Copy every line of the data exactly, leaving nothing out.

**** INFORMATION GIVEN

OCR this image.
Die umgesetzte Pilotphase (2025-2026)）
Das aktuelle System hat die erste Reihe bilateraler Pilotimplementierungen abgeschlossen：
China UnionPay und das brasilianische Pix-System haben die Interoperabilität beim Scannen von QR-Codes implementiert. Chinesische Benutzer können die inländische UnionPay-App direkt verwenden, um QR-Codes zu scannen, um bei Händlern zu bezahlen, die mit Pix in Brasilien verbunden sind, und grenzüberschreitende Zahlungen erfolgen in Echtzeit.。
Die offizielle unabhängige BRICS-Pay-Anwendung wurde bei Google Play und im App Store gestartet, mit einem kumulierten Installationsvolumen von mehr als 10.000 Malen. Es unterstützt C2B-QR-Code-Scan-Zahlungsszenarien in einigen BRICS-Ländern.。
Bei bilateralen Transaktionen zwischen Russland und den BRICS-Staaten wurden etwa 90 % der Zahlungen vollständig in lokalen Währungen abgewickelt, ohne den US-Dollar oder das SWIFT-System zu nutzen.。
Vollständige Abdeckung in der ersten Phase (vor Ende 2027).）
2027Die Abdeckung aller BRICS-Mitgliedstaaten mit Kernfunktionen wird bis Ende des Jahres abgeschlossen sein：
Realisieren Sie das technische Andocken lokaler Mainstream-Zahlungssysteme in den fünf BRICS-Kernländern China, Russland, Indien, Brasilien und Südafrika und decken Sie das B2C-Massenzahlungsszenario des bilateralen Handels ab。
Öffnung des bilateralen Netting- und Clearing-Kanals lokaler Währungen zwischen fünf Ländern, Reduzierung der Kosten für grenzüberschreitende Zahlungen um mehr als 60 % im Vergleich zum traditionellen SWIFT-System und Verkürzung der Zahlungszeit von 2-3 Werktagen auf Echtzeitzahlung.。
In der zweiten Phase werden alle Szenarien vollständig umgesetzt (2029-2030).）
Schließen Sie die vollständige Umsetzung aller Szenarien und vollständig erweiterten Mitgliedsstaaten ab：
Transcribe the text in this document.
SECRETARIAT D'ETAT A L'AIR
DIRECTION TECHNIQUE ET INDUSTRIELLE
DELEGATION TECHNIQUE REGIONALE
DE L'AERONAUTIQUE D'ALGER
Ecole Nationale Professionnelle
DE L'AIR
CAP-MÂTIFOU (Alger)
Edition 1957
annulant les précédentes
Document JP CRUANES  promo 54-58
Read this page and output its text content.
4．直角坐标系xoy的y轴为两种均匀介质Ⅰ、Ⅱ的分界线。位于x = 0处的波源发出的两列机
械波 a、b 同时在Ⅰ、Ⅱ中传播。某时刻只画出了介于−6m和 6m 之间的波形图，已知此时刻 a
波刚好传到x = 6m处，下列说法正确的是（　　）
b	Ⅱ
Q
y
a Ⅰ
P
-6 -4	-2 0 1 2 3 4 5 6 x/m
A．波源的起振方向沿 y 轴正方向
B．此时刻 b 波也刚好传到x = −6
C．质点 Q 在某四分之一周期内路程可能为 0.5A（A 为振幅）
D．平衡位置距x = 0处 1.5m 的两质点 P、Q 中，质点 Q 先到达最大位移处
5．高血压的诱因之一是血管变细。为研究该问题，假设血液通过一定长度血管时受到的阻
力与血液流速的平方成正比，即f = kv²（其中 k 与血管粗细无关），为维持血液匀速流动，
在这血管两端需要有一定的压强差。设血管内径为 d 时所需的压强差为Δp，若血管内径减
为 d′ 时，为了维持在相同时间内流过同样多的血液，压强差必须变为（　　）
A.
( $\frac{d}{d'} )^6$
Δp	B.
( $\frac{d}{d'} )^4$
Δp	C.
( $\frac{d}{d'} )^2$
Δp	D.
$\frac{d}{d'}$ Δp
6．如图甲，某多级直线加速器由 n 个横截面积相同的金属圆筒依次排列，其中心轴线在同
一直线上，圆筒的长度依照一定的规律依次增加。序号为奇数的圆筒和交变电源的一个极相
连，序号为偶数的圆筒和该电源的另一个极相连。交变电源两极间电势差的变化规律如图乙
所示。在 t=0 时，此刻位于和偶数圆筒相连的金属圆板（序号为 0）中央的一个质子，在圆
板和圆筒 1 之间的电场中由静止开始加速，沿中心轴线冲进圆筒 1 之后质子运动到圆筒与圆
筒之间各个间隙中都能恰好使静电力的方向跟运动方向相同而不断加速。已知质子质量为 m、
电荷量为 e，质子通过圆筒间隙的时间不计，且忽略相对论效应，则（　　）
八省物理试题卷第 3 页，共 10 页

********

**EXERCISE RESPONSE**.
OCR this image.
Die umgesetzte Pilotphase (2025-2026)）
Das aktuelle System hat die erste Reihe bilateraler Pilotimplementierungen abgeschlossen：
China UnionPay und das brasilianische Pix-System haben die Interoperabilität beim Scannen von QR-Codes implementiert. Chinesische Benutzer können die inländische UnionPay-App direkt verwenden, um QR-Codes zu scannen, um bei Händlern zu bezahlen, die mit Pix in Brasilien verbunden sind, und grenzüberschreitende Zahlungen erfolgen in Echtzeit.。
Die offizielle unabhängige BRICS-Pay-Anwendung wurde bei Google Play und im App Store gestartet, mit einem kumulierten Installationsvolumen von mehr als 10.000 Malen. Es unterstützt C2B-QR-Code-Scan-Zahlungsszenarien in einigen BRICS-Ländern.。
Bei bilateralen Transaktionen zwischen Russland und den BRICS-Staaten wurden etwa 90 % der Zahlungen vollständig in lokalen Währungen abgewickelt, ohne den US-Dollar oder das SWIFT-System zu nutzen.。
Vollständige Abdeckung in der ersten Phase (vor Ende 2027).）
2027Die Abdeckung aller BRICS-Mitgliedstaaten mit Kernfunktionen wird bis Ende des Jahres abgeschlossen sein：
Realisieren Sie das technische Andocken lokaler Mainstream-Zahlungssysteme in den fünf BRICS-Kernländern China, Russland, Indien, Brasilien und Südafrika und decken Sie das B2C-Massenzahlungsszenario des bilateralen Handels ab。
Öffnung des bilateralen Netting- und Clearing-Kanals lokaler Währungen zwischen fünf Ländern, Reduzierung der Kosten für grenzüberschreitende Zahlungen um mehr als 60 % im Vergleich zum traditionellen SWIFT-System und Verkürzung der Zahlungszeit von 2-3 Werktagen auf Echtzeitzahlung.。
In der zweiten Phase werden alle Szenarien vollständig umgesetzt (2029-2030).）
Schließen Sie die vollständige Umsetzung aller Szenarien und vollständig erweiterten Mitgliedsstaaten ab：
Transcribe the text in this document.
SECRETARIAT D'ETAT A L'AIR
DIRECTION TECHNIQUE ET INDUSTRIELLE
DELEGATION TECHNIQUE REGIONALE
DE L'AERONAUTIQUE D'ALGER
Ecole Nationale Professionnelle
DE L'AIR
CAP-MÂTIFOU (Alger)
Edition 1957
annulant les précédentes
Document JP CRUANES  promo 54-58
Read this page and output its text content.
4．直角坐标系xoy的y轴为两种均匀介质Ⅰ、Ⅱ的分界线。位于x = 0处的波源发出的两列机
械波 a、b 同时在Ⅰ、Ⅱ中传播。某时刻只画出了介于−6m和 6m 之间的波形图，已知此时刻 a
波刚好传到x = 6m处，下列说法正确的是（　　）
b	Ⅱ
Q
y
a Ⅰ
P
-6 -4	-2 0 1 2 3 4 5 6 x/m
A．波源的起振方向沿 y 轴正方向
B．此时刻 b 波也刚好传到x = −6
C．质点 Q 在某四分之一周期内路程可能为 0.5A（A 为振幅）
D．平衡位置距x = 0处 1.5m 的两质点 P、Q 中，质点 Q 先到达最大位移处
5．高血压的诱因之一是血管变细。为研究该问题，假设血液通过一定长度血管时受到的阻
力与血液流速的平方成正比，即f = kv²（其中 k 与血管粗细无关），为维持血液匀速流动，
在这血管两端需要有一定的压强差。设血管内径为 d 时所需的压强差为Δp，若血管内径减
为 d′ 时，为了维持在相同时间内流过同样多的血液，压强差必须变为（　　）
A.
( $\frac{d}{d'} )^6$
Δp	B.
( $\frac{d}{d'} )^4$
Δp	C.
( $\frac{d}{d'} )^2$
Δp	D.
$\frac{d}{d'}$ Δp
6．如图甲，某多级直线加速器由 n 个横截面积相同的金属圆筒依次排列，其中心轴线在同
一直线上，圆筒的长度依照一定的规律依次增加。序号为奇数的圆筒和交变电源的一个极相
连，序号为偶数的圆筒和该电源的另一个极相连。交变电源两极间电势差的变化规律如图乙
所示。在 t=0 时，此刻位于和偶数圆筒相连的金属圆板（序号为 0）中央的一个质子，在圆
板和圆筒 1 之间的电场中由静止开始加速，沿中心轴线冲进圆筒 1 之后质子运动到圆筒与圆
筒之间各个间隙中都能恰好使静电力的方向跟运动方向相同而不断加速。已知质子质量为 m、
电荷量为 e，质子通过圆筒间隙的时间不计，且忽略相对论效应，则（　　）
八省物理试题卷第 3 页，共 10 页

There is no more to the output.